After three days at sea we arrived at Melbourne, Australia on February 8. Melbourne (pronounced “Mel’-bun,” to our surprise) is the capital of the province of Victoria & the second largest city in Australia with a population in excess of 4 million. It was founded in 1835. Of course, Aboriginal people had populated the area for 30 or 40 thousand years before that, having mostly walked from Southeast Asia because the oceans were much lower then. The Aborigines were progressively dispossessed of their land in the region over the first 5 to 10 years after settlement by Europeans.
In 1851 there was a gold rush in Victoria & by the 1880’s Melbourne was one of the largest & richest cities in the world. In 1901 it became the temporary capital of the new Australian federation, but after years of competition with Sydney for that role the capital was moved to Canberra in the 1920’s, halfway between Sydney & Melbourne.
The harbor is a few miles from downtown so we took the bus in ($14 Australian to ride all day). The bus let us off just across the Yarra River from the central business district, so we walked across the bridge into town. The weather was gray & overcast, but we hoped it would improve at it has done many times on this trip.
Perhaps the most distinctive characteristic of Melbourne is the combination of soaring glass skyscrapers and elaborate Victorian stone buildings of the late 19th century. The proliferation of monumental Victorian buildings in the 1880s and 90s was a direct result of the excessive flow of money into the city from the gold rush. We came upon three of the best examples immediately upon crossing the bridge. First, Flinders Street Station was built in 1909 and was the busiest commuter rail station in the world during the 1920’s. It is still bustling and “under the clocks” at the station is one of the commonest meeting places in the city.

_ _ _ _ _

Problem description:
From the Melbourne travel account, pull out the text between "In 1851 there" and "Sydney & Melbourne.", inclusive, word for word.

_ _ _ _ _

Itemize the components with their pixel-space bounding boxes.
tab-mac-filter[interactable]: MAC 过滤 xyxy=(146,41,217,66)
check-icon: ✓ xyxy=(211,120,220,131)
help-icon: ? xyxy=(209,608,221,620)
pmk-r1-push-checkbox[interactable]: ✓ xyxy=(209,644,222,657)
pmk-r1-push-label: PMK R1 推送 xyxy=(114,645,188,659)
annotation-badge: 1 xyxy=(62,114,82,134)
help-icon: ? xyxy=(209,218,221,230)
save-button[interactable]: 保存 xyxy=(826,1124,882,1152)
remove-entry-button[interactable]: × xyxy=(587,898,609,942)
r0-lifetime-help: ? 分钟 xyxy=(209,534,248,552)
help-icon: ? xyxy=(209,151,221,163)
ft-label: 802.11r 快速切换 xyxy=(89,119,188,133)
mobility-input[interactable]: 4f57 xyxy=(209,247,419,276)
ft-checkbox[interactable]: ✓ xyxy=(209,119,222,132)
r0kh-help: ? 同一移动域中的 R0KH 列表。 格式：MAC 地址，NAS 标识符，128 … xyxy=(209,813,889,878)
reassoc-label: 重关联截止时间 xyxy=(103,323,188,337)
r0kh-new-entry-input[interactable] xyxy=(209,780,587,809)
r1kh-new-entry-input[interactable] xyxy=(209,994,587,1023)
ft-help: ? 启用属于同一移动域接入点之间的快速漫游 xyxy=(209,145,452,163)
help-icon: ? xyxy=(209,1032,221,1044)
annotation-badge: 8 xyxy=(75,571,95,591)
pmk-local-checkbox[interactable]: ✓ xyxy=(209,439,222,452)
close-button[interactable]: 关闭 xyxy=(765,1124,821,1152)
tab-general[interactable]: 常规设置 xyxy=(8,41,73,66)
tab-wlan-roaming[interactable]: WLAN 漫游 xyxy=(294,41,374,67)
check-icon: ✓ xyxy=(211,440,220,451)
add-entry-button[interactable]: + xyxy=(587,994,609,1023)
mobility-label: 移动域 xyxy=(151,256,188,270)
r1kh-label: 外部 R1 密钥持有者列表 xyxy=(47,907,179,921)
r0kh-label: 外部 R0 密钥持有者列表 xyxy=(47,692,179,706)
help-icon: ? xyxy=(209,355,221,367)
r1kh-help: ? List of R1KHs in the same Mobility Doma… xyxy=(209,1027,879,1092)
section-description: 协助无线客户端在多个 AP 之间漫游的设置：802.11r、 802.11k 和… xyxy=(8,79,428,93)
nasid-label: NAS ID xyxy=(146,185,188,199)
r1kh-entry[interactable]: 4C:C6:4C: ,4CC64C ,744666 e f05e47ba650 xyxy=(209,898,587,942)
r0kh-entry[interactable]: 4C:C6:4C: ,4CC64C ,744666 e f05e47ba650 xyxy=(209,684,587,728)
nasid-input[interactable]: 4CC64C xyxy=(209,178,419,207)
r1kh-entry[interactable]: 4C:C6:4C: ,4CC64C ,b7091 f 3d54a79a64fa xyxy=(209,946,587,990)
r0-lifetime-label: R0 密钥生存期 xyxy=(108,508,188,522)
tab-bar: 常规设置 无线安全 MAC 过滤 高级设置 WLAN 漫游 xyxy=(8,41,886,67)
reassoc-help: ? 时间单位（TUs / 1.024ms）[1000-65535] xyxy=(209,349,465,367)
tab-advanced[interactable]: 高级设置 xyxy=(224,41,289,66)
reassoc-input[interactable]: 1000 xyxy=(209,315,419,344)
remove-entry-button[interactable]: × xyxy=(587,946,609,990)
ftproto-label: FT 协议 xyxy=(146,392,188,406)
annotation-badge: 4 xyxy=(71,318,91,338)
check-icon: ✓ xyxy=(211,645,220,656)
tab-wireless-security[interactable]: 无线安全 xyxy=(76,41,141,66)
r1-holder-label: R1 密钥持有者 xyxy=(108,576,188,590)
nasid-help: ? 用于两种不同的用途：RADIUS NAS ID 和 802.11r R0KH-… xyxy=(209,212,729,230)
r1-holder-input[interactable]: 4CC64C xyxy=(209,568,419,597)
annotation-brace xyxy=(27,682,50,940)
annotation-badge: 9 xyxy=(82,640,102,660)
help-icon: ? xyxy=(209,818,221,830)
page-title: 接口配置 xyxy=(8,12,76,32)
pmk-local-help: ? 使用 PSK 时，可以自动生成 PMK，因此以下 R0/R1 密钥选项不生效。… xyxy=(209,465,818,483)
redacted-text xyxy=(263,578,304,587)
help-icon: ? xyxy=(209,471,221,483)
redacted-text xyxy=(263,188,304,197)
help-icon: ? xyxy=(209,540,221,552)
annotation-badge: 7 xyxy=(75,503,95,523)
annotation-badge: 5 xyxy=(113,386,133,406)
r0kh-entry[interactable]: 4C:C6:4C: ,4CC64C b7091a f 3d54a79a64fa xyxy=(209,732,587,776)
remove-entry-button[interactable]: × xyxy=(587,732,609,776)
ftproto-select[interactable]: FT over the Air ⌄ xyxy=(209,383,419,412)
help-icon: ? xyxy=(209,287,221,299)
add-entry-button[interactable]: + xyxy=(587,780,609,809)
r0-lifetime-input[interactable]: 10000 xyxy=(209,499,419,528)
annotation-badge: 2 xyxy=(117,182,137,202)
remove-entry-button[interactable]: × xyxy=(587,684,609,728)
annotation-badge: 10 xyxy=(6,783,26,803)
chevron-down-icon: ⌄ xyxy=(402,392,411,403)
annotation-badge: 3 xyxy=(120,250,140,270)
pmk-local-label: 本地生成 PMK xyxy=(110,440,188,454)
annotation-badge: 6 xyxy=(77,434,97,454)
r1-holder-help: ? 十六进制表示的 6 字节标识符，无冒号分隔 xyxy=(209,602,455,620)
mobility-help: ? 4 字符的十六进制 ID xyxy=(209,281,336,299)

_ _ _ _ _

Expected answer:
In 1851 there was a gold rush in Victoria & by the 1880’s Melbourne was one of the largest & richest cities in the world. In 1901 it became the temporary capital of the new Australian federation, but after years of competition with Sydney for that role the capital was moved to Canberra in the 1920’s, halfway between Sydney & Melbourne.